_To be done_
Write out all of the lines below, exactly and completely.

— Start Records for processing —

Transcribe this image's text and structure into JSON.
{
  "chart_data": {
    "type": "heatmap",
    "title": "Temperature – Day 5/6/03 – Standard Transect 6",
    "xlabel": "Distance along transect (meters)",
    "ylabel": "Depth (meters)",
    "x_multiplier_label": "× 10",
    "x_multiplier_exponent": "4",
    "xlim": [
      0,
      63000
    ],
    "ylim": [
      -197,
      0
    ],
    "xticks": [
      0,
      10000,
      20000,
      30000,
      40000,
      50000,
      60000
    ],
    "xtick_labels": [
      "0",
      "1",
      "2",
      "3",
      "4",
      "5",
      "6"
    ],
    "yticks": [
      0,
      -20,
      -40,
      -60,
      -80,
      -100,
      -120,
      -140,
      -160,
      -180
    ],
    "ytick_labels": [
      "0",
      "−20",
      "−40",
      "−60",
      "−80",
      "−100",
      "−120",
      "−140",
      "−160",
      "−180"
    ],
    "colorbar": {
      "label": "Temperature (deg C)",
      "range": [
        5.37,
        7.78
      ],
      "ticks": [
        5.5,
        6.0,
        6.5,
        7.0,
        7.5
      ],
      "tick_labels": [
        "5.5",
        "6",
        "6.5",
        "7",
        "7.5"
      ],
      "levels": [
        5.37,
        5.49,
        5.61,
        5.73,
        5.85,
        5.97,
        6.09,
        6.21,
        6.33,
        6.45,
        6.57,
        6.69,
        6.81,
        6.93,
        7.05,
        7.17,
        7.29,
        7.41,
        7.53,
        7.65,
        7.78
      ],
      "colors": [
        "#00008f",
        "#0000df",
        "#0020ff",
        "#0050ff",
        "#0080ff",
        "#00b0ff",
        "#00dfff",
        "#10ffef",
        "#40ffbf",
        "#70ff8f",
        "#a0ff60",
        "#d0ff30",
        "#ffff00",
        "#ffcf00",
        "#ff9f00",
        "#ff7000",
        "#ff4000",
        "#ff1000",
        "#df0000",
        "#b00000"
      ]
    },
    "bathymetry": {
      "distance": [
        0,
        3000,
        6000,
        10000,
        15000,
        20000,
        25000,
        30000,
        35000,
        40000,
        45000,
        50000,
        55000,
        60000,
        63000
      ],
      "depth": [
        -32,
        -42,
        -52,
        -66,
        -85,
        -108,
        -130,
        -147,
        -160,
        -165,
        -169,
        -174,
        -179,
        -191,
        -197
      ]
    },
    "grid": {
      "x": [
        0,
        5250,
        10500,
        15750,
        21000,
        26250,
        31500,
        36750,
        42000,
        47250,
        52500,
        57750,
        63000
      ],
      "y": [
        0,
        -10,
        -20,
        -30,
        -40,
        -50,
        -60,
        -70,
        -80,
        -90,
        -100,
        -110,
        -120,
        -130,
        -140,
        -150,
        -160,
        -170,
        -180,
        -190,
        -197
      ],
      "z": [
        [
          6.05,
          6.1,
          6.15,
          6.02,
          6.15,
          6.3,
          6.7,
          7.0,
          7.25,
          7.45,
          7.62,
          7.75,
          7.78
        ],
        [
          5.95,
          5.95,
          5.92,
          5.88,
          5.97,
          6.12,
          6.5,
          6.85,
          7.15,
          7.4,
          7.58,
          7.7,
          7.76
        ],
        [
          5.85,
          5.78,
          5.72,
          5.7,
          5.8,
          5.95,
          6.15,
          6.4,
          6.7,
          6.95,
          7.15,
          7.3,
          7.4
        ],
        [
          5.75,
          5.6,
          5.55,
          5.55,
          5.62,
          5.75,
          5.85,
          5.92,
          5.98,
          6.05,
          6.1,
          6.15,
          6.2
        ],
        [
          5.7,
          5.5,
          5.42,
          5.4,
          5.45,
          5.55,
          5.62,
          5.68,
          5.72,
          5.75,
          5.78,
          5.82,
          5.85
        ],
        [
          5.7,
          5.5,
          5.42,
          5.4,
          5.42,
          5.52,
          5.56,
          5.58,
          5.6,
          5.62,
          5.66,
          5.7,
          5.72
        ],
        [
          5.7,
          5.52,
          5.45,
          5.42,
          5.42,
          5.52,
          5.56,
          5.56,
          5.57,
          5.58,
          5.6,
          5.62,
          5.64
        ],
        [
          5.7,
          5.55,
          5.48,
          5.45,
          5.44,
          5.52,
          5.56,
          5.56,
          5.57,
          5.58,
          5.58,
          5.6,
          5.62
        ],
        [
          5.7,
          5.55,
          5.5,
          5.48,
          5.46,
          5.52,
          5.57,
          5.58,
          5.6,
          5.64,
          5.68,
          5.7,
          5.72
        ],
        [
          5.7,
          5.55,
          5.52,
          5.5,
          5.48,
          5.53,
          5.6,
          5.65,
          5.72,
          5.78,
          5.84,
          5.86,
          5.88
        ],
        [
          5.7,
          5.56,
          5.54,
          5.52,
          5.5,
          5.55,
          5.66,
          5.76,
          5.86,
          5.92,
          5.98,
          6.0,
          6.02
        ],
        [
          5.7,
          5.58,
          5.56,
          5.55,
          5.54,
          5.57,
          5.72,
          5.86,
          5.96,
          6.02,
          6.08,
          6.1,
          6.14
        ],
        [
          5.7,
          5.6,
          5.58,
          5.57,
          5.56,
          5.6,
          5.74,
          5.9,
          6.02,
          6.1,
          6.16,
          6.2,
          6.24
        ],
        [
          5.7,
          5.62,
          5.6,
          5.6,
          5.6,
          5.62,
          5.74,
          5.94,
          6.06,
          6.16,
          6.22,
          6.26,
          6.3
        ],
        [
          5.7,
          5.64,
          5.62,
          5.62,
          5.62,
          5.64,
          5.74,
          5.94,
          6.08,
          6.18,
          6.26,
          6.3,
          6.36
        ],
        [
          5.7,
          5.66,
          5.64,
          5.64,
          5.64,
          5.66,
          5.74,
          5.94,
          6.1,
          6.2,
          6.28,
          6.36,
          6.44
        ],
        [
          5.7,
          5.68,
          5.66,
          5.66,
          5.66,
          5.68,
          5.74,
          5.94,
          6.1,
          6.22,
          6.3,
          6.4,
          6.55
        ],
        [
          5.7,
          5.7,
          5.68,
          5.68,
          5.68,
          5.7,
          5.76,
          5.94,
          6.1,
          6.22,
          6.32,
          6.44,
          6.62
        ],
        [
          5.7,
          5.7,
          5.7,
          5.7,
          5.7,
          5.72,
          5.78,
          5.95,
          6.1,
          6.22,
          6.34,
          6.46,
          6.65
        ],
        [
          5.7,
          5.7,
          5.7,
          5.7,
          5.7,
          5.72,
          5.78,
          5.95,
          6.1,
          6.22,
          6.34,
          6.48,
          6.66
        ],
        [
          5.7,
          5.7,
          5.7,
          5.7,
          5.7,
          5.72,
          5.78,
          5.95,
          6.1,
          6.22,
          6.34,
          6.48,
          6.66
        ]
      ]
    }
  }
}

— End Records for processing —

_Reply_
Transcribe this image's text and structure into JSON.
{
  "chart_data": {
    "type": "heatmap",
    "title": "Temperature – Day 5/6/03 – Standard Transect 6",
    "xlabel": "Distance along transect (meters)",
    "ylabel": "Depth (meters)",
    "x_multiplier_label": "× 10",
    "x_multiplier_exponent": "4",
    "xlim": [
      0,
      63000
    ],
    "ylim": [
      -197,
      0
    ],
    "xticks": [
      0,
      10000,
      20000,
      30000,
      40000,
      50000,
      60000
    ],
    "xtick_labels": [
      "0",
      "1",
      "2",
      "3",
      "4",
      "5",
      "6"
    ],
    "yticks": [
      0,
      -20,
      -40,
      -60,
      -80,
      -100,
      -120,
      -140,
      -160,
      -180
    ],
    "ytick_labels": [
      "0",
      "−20",
      "−40",
      "−60",
      "−80",
      "−100",
      "−120",
      "−140",
      "−160",
      "−180"
    ],
    "colorbar": {
      "label": "Temperature (deg C)",
      "range": [
        5.37,
        7.78
      ],
      "ticks": [
        5.5,
        6.0,
        6.5,
        7.0,
        7.5
      ],
      "tick_labels": [
        "5.5",
        "6",
        "6.5",
        "7",
        "7.5"
      ],
      "levels": [
        5.37,
        5.49,
        5.61,
        5.73,
        5.85,
        5.97,
        6.09,
        6.21,
        6.33,
        6.45,
        6.57,
        6.69,
        6.81,
        6.93,
        7.05,
        7.17,
        7.29,
        7.41,
        7.53,
        7.65,
        7.78
      ],
      "colors": [
        "#00008f",
        "#0000df",
        "#0020ff",
        "#0050ff",
        "#0080ff",
        "#00b0ff",
        "#00dfff",
        "#10ffef",
        "#40ffbf",
        "#70ff8f",
        "#a0ff60",
        "#d0ff30",
        "#ffff00",
        "#ffcf00",
        "#ff9f00",
        "#ff7000",
        "#ff4000",
        "#ff1000",
        "#df0000",
        "#b00000"
      ]
    },
    "bathymetry": {
      "distance": [
        0,
        3000,
        6000,
        10000,
        15000,
        20000,
        25000,
        30000,
        35000,
        40000,
        45000,
        50000,
        55000,
        60000,
        63000
      ],
      "depth": [
        -32,
        -42,
        -52,
        -66,
        -85,
        -108,
        -130,
        -147,
        -160,
        -165,
        -169,
        -174,
        -179,
        -191,
        -197
      ]
    },
    "grid": {
      "x": [
        0,
        5250,
        10500,
        15750,
        21000,
        26250,
        31500,
        36750,
        42000,
        47250,
        52500,
        57750,
        63000
      ],
      "y": [
        0,
        -10,
        -20,
        -30,
        -40,
        -50,
        -60,
        -70,
        -80,
        -90,
        -100,
        -110,
        -120,
        -130,
        -140,
        -150,
        -160,
        -170,
        -180,
        -190,
        -197
      ],
      "z": [
        [
          6.05,
          6.1,
          6.15,
          6.02,
          6.15,
          6.3,
          6.7,
          7.0,
          7.25,
          7.45,
          7.62,
          7.75,
          7.78
        ],
        [
          5.95,
          5.95,
          5.92,
          5.88,
          5.97,
          6.12,
          6.5,
          6.85,
          7.15,
          7.4,
          7.58,
          7.7,
          7.76
        ],
        [
          5.85,
          5.78,
          5.72,
          5.7,
          5.8,
          5.95,
          6.15,
          6.4,
          6.7,
          6.95,
          7.15,
          7.3,
          7.4
        ],
        [
          5.75,
          5.6,
          5.55,
          5.55,
          5.62,
          5.75,
          5.85,
          5.92,
          5.98,
          6.05,
          6.1,
          6.15,
          6.2
        ],
        [
          5.7,
          5.5,
          5.42,
          5.4,
          5.45,
          5.55,
          5.62,
          5.68,
          5.72,
          5.75,
          5.78,
          5.82,
          5.85
        ],
        [
          5.7,
          5.5,
          5.42,
          5.4,
          5.42,
          5.52,
          5.56,
          5.58,
          5.6,
          5.62,
          5.66,
          5.7,
          5.72
        ],
        [
          5.7,
          5.52,
          5.45,
          5.42,
          5.42,
          5.52,
          5.56,
          5.56,
          5.57,
          5.58,
          5.6,
          5.62,
          5.64
        ],
        [
          5.7,
          5.55,
          5.48,
          5.45,
          5.44,
          5.52,
          5.56,
          5.56,
          5.57,
          5.58,
          5.58,
          5.6,
          5.62
        ],
        [
          5.7,
          5.55,
          5.5,
          5.48,
          5.46,
          5.52,
          5.57,
          5.58,
          5.6,
          5.64,
          5.68,
          5.7,
          5.72
        ],
        [
          5.7,
          5.55,
          5.52,
          5.5,
          5.48,
          5.53,
          5.6,
          5.65,
          5.72,
          5.78,
          5.84,
          5.86,
          5.88
        ],
        [
          5.7,
          5.56,
          5.54,
          5.52,
          5.5,
          5.55,
          5.66,
          5.76,
          5.86,
          5.92,
          5.98,
          6.0,
          6.02
        ],
        [
          5.7,
          5.58,
          5.56,
          5.55,
          5.54,
          5.57,
          5.72,
          5.86,
          5.96,
          6.02,
          6.08,
          6.1,
          6.14
        ],
        [
          5.7,
          5.6,
          5.58,
          5.57,
          5.56,
          5.6,
          5.74,
          5.9,
          6.02,
          6.1,
          6.16,
          6.2,
          6.24
        ],
        [
          5.7,
          5.62,
          5.6,
          5.6,
          5.6,
          5.62,
          5.74,
          5.94,
          6.06,
          6.16,
          6.22,
          6.26,
          6.3
        ],
        [
          5.7,
          5.64,
          5.62,
          5.62,
          5.62,
          5.64,
          5.74,
          5.94,
          6.08,
          6.18,
          6.26,
          6.3,
          6.36
        ],
        [
          5.7,
          5.66,
          5.64,
          5.64,
          5.64,
          5.66,
          5.74,
          5.94,
          6.1,
          6.2,
          6.28,
          6.36,
          6.44
        ],
        [
          5.7,
          5.68,
          5.66,
          5.66,
          5.66,
          5.68,
          5.74,
          5.94,
          6.1,
          6.22,
          6.3,
          6.4,
          6.55
        ],
        [
          5.7,
          5.7,
          5.68,
          5.68,
          5.68,
          5.7,
          5.76,
          5.94,
          6.1,
          6.22,
          6.32,
          6.44,
          6.62
        ],
        [
          5.7,
          5.7,
          5.7,
          5.7,
          5.7,
          5.72,
          5.78,
          5.95,
          6.1,
          6.22,
          6.34,
          6.46,
          6.65
        ],
        [
          5.7,
          5.7,
          5.7,
          5.7,
          5.7,
          5.72,
          5.78,
          5.95,
          6.1,
          6.22,
          6.34,
          6.48,
          6.66
        ],
        [
          5.7,
          5.7,
          5.7,
          5.7,
          5.7,
          5.72,
          5.78,
          5.95,
          6.1,
          6.22,
          6.34,
          6.48,
          6.66
        ]
      ]
    }
  }
}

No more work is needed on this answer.